## Records for the exercise
--*--
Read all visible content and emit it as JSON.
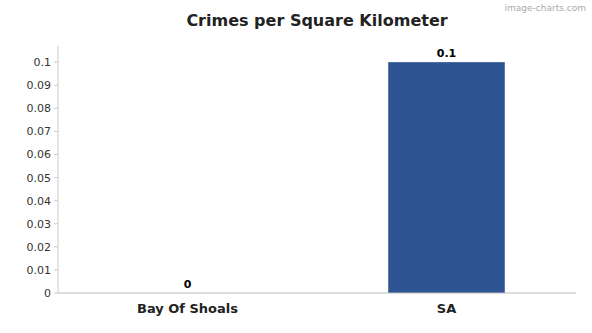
{
  "chart_data": {
    "type": "bar",
    "title": "Crimes per Square Kilometer",
    "categories": [
      "Bay Of Shoals",
      "SA"
    ],
    "values": [
      0,
      0.1
    ],
    "color": "#2e5592",
    "ylim": [
      0,
      0.107
    ],
    "yticks": [
      0,
      0.01,
      0.02,
      0.03,
      0.04,
      0.05,
      0.06,
      0.07,
      0.08,
      0.09,
      0.1
    ],
    "grid": false,
    "data_labels": true,
    "annotations": [
      "image-charts.com"
    ]
  }
}
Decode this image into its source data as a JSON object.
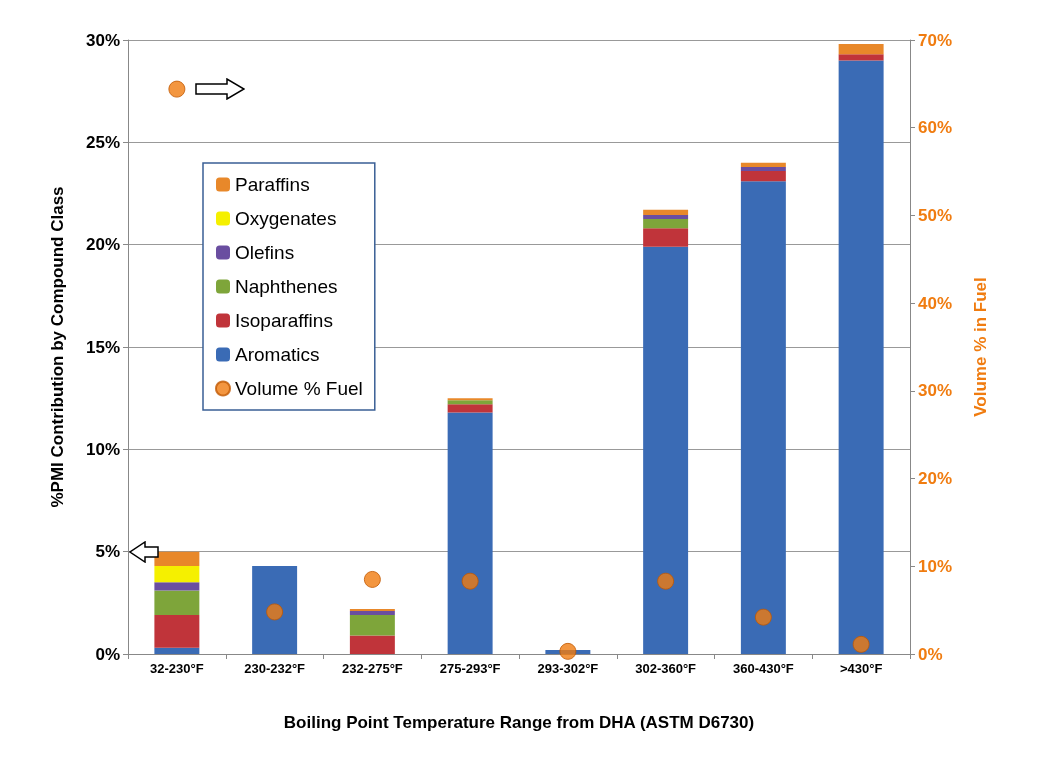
--*--
## Task description
Extract the full listing exactly, with the pictures left out.

## Exercise response
Read all visible content and emit it as JSON.
{
  "chart_data": {
    "type": "bar",
    "title": "Crimes per Square Kilometer",
    "categories": [
      "Bay Of Shoals",
      "SA"
    ],
    "values": [
      0,
      0.1
    ],
    "color": "#2e5592",
    "ylim": [
      0,
      0.107
    ],
    "yticks": [
      0,
      0.01,
      0.02,
      0.03,
      0.04,
      0.05,
      0.06,
      0.07,
      0.08,
      0.09,
      0.1
    ],
    "grid": false,
    "data_labels": true,
    "annotations": [
      "image-charts.com"
    ]
  }
}
Decode this image into its source data as a JSON object.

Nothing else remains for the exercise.